§ Task details:
Edit the records below, starting with the line that contains "body-line: 具体工作的落实，使各季节和阶段性工作得到安全有序的开展。 (144, 734, 718, 758)" and going through the line that contains "body-line: 强小区日常安全巡检和巡检监督管理，做好经常性的安全大检查，确 (144, 369, 759, 393)": replace "保安部" with "安保部" and return only those lines, otherwise unchanged.

§ Data to process:
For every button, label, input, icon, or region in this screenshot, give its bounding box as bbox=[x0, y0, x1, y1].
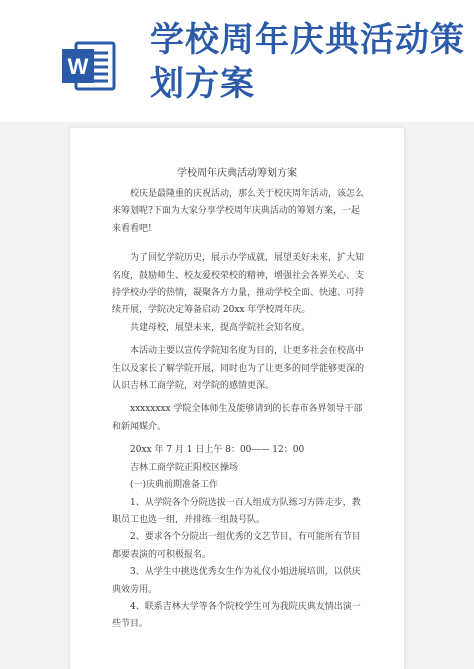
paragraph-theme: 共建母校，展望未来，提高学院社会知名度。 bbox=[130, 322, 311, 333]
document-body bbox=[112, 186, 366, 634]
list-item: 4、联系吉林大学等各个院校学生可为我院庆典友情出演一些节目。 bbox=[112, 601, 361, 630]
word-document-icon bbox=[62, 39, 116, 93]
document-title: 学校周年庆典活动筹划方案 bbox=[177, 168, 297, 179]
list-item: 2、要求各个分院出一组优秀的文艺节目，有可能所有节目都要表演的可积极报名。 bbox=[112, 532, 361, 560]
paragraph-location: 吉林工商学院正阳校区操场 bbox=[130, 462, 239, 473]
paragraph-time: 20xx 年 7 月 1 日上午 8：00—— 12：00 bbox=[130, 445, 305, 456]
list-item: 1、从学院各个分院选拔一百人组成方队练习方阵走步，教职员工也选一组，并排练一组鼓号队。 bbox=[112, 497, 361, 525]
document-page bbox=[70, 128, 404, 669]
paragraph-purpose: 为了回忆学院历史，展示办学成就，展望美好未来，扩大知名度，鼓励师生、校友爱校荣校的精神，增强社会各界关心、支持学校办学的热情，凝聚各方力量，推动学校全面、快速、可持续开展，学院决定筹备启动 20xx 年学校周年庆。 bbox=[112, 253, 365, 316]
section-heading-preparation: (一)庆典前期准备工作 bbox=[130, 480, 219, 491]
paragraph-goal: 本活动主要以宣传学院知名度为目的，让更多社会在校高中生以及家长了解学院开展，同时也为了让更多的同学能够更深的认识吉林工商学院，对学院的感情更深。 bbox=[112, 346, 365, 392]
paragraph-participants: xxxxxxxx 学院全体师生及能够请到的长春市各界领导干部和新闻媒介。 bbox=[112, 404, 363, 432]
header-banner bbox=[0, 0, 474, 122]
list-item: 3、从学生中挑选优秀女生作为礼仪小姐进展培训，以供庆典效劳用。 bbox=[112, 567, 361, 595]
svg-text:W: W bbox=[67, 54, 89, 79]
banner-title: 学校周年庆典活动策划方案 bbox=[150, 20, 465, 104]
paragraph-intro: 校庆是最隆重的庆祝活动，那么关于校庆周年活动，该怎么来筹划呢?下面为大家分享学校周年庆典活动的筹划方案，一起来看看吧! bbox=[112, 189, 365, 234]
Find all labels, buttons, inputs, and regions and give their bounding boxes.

--

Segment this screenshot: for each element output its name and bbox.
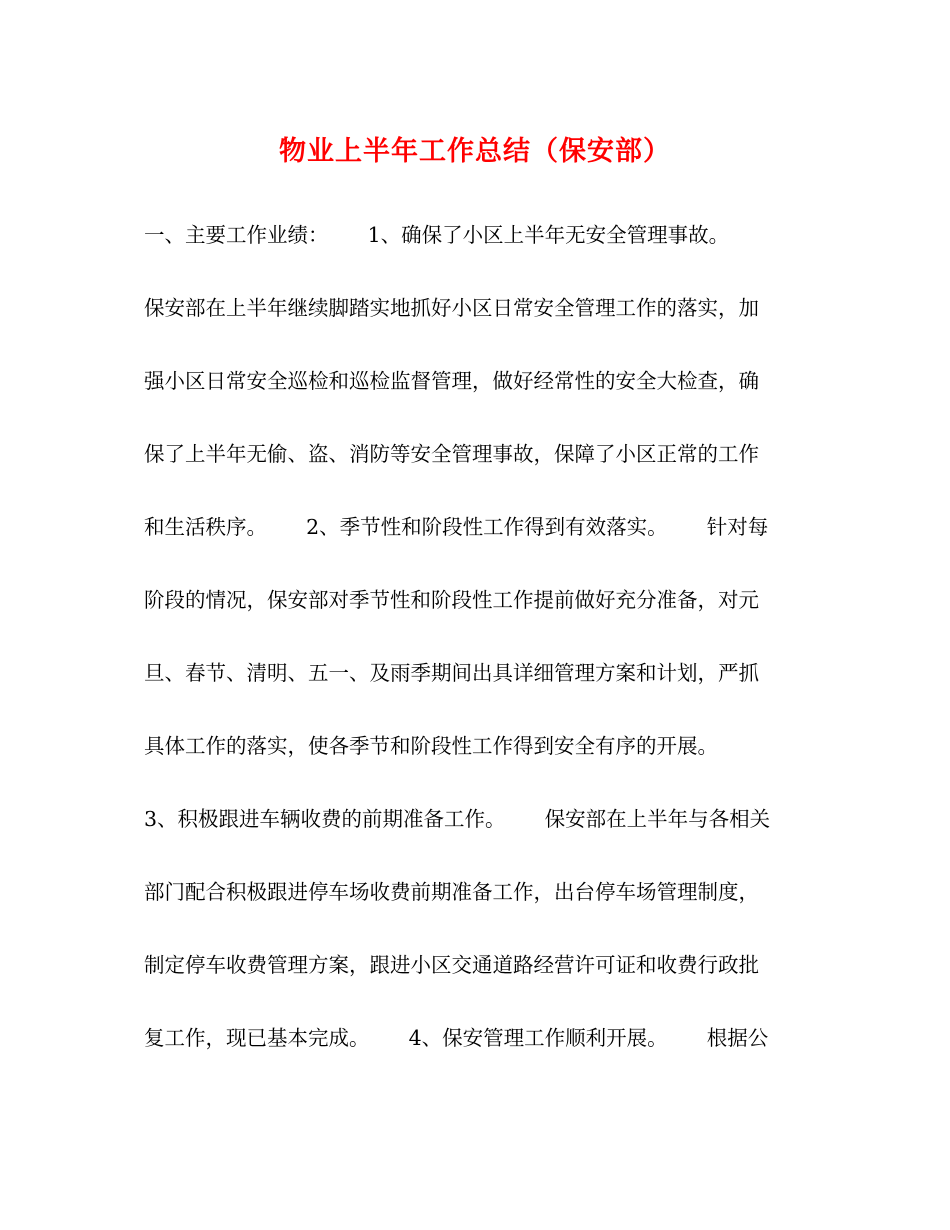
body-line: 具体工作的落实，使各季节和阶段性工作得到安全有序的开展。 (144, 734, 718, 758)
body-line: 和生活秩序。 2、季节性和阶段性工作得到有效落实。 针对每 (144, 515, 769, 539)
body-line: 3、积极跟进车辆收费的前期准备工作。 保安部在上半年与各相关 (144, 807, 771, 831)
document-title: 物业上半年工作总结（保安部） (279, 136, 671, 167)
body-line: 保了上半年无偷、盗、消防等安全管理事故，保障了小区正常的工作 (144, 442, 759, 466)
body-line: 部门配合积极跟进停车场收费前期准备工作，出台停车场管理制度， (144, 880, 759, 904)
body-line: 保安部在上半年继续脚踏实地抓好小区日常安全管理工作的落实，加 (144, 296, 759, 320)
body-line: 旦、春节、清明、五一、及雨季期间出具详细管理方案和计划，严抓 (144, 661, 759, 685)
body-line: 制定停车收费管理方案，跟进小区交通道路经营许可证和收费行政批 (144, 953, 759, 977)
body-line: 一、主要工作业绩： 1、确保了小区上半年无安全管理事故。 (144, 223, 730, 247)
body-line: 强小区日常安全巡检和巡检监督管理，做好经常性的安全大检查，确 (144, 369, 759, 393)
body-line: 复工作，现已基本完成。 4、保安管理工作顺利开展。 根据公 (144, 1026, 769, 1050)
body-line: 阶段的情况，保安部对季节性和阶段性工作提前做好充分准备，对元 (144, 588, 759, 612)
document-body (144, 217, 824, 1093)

§ Reply to the task:
body-line: 具体工作的落实，使各季节和阶段性工作得到安全有序的开展。 (144, 734, 718, 758)
body-line: 和生活秩序。 2、季节性和阶段性工作得到有效落实。 针对每 (144, 515, 769, 539)
body-line: 3、积极跟进车辆收费的前期准备工作。 安保部在上半年与各相关 (144, 807, 771, 831)
document-title: 物业上半年工作总结（安保部） (279, 136, 671, 167)
body-line: 保了上半年无偷、盗、消防等安全管理事故，保障了小区正常的工作 (144, 442, 759, 466)
body-line: 部门配合积极跟进停车场收费前期准备工作，出台停车场管理制度， (144, 880, 759, 904)
body-line: 安保部在上半年继续脚踏实地抓好小区日常安全管理工作的落实，加 (144, 296, 759, 320)
body-line: 旦、春节、清明、五一、及雨季期间出具详细管理方案和计划，严抓 (144, 661, 759, 685)
body-line: 制定停车收费管理方案，跟进小区交通道路经营许可证和收费行政批 (144, 953, 759, 977)
body-line: 一、主要工作业绩： 1、确保了小区上半年无安全管理事故。 (144, 223, 730, 247)
body-line: 强小区日常安全巡检和巡检监督管理，做好经常性的安全大检查，确 (144, 369, 759, 393)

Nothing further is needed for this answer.